Exercise text:
========

Terrance J. Velten v. Regis B. Lippert, Intercat, Inc., Intercat Pacific, Inc., Formerly Intercat, U.S.A.

985 F.2d 1515, 1993 U.S. App. LEXIS 4809, 1993 WL 52538
CourtCourt of Appeals for the Eleventh Circuit
DecidedMarch 17, 1993
Docket91-9061
StatusPublished
Cited by26 cases

This text of 985 F.2d 1515 (Terrance J. Velten v. Regis B. Lippert, Intercat, Inc., Intercat Pacific, Inc., Formerly Intercat, U.S.A.) is published on Counsel Stack Legal Research, covering Court of Appeals for the Eleventh Circuit primary law. Counsel Stack provides free access to over 12 million legal documents including statutes, case law, regulations, and constitutions.

Bluebook
Terrance J. Velten v. Regis B. Lippert, Intercat, Inc., Intercat Pacific, Inc., Formerly Intercat, U.S.A., 985 F.2d 1515, 1993 U.S. App. LEXIS 4809, 1993 WL 52538 (11th Cir. 1993).

Opinion

GODBOLD, Senior Circuit Judge:

This appeal concerns appellant Velten’s claims that he is entitled to a one-third ownership interest in Intercat, Inc. or its monetary equivalent. He asserts two different theories entitling him to relief: (1) an oral agreement with defendant Lippert and/or defendant Intercat, Inc. that he be given a one-third interest, and (2) fraudulent inducement by Lippert inducing Velten to enter into a written contract of employment with Intercat, Inc. The district court granted defendants’ motion for summary judgment on the oral agreement claim because it concluded that the parol evidence rule prevented Velten from introducing evidence of the alleged oral agreement. It granted summary judgment on the fraud claim on the ground that Velten had affirmed the employment contract with Inter-cat, thus waiving his fraud claim, and he had failed to present sufficient evidence of fraud. We affirm in part, reverse in part, and remand.

I. FACTUAL BACKGROUND

Velten, a chemical development engineer, and Lippert, an executive, have spent their careers in the petroleum industry’s fluid cracking catalyst field. In April 1986 the two met in Savannah, Georgia, to discuss the development of a company to manufacture and market fluid cracking catalysts. What transpired at the meeting is disputed. Velten contends that Lippert proposed that they, along with Horacio Gonzales, form a company to be called Intercat. Velten would handle product development, Lippert would run the business affairs, and Gonzales would be in charge of marketing. Each would own one-third of the company to be formed. Velten contends that he agreed to this proposal. Lippert contends, however, that he did not offer to make Velten an owner in the company to be formed but only offered him a consulting position in Lippert’s already existing business.

========

Extracted records:
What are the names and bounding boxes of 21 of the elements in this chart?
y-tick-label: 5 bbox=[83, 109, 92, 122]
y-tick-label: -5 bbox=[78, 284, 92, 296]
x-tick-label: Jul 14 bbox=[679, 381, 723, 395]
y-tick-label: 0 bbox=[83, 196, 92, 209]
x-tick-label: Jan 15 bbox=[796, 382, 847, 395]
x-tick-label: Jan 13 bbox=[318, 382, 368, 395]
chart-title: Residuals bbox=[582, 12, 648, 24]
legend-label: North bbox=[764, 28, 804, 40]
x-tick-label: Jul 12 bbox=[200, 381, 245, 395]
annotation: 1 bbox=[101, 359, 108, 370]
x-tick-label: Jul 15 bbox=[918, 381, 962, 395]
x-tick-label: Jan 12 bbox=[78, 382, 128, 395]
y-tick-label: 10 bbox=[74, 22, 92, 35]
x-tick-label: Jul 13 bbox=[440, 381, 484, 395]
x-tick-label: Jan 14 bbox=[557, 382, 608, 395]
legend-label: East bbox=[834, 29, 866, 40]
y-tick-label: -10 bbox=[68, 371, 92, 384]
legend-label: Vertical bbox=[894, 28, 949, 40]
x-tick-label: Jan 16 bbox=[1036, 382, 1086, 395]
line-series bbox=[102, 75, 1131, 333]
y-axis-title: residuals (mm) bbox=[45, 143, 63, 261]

========

What this exercise asks:
a – Translate this sentence from the Velten v. Lippert opinion into Spanish: "In April 1986 the two met in Savannah, Georgia, to discuss the development of a company to manufacture and market fluid cracking catalysts."
b – Using the Velten v. Lippert opinion, answer the following:
(i) On what date was the case decided?
(ii) On which claim did the district court apply the parol evidence rule?
(iii) Under Velten's account of the April 1986 proposal, who would be in charge of marketing?
c – Proceed with the Velten v. Lippert opinion, starting after its final sentence.

Task responses:
a – En abril de 1986, los dos se reunieron en Savannah, Georgia, para tratar el desarrollo de una empresa que fabricara y comercializara catalizadores de craqueo catalítico fluido.

b –
(i) March 17, 1993
(ii) The oral agreement claim
(iii) Horacio Gonzales

c –
Regardless of what was said at the Savannah meeting, it is now clear that prior to the meeting Lippert had formed a company called Intercat USA Inc. 1 It is also clear that after the meeting, by written contract dated April 22, 1986, Velten agreed with Intercat USA Inc. to work as a consultant. The contract provided that, contingent upon the company’s receiving a development contract, Velten was to be paid at a daily rate. Velten contends that he only agreed to be paid as a consultant on a contingent basis because he was going *1518 to be a one-third owner in the proposed company. According to Lippert the written consulting contract constitutes the sole agreement concerning Velten’s compensation.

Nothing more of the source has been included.